TASK INSTRUCTIONS » Select, from the material below, each line with "及其家穿井" in it.

-----

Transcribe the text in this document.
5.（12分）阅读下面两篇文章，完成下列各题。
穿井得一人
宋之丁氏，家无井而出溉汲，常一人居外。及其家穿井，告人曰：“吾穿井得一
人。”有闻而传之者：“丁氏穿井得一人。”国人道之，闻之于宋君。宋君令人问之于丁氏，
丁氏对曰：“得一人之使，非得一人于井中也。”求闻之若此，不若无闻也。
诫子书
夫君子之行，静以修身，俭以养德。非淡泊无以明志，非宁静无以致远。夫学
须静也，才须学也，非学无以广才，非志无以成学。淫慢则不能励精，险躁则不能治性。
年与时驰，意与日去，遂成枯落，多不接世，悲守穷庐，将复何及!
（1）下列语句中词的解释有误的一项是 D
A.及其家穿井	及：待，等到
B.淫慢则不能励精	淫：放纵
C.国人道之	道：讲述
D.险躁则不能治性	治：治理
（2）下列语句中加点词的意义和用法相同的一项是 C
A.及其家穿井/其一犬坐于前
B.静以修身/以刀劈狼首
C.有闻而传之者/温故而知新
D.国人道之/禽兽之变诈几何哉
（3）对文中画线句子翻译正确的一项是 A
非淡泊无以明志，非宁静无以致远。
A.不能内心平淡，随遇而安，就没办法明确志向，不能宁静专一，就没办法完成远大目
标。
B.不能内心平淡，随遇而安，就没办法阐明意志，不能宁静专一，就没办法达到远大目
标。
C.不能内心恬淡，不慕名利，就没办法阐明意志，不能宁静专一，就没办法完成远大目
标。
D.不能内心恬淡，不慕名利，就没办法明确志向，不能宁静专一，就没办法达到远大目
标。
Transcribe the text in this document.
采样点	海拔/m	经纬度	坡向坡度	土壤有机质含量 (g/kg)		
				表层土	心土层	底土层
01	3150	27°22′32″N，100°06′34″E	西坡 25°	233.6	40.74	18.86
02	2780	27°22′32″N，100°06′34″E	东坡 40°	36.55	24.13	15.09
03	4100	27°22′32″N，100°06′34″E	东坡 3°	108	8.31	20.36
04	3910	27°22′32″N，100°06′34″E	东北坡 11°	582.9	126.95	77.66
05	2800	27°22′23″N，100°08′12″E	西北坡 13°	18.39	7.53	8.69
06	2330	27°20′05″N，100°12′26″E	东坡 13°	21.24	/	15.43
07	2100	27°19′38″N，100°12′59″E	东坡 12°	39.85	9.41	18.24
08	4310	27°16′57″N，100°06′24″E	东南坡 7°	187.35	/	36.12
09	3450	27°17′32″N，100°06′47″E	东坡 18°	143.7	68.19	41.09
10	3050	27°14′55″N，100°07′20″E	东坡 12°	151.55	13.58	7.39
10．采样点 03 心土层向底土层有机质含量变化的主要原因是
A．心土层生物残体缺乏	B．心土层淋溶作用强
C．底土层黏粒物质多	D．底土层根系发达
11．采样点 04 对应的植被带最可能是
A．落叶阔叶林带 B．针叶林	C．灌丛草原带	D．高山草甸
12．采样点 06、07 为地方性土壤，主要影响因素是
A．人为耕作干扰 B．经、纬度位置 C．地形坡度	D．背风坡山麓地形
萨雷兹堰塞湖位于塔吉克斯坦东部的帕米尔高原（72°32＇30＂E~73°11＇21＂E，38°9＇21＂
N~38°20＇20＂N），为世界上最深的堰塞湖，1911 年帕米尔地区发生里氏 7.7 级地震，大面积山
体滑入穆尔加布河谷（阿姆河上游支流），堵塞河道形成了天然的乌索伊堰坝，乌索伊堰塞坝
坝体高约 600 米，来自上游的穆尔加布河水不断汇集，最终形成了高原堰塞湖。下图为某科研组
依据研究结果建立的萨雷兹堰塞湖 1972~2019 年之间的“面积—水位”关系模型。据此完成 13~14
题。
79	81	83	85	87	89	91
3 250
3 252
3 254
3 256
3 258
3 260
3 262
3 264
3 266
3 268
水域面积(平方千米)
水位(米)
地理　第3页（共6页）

-----

SOLUTION TO THIS EXERCISE »
宋之丁氏，家无井而出溉汲，常一人居外。及其家穿井，告人曰：“吾穿井得一
A.及其家穿井	及：待，等到
A.及其家穿井/其一犬坐于前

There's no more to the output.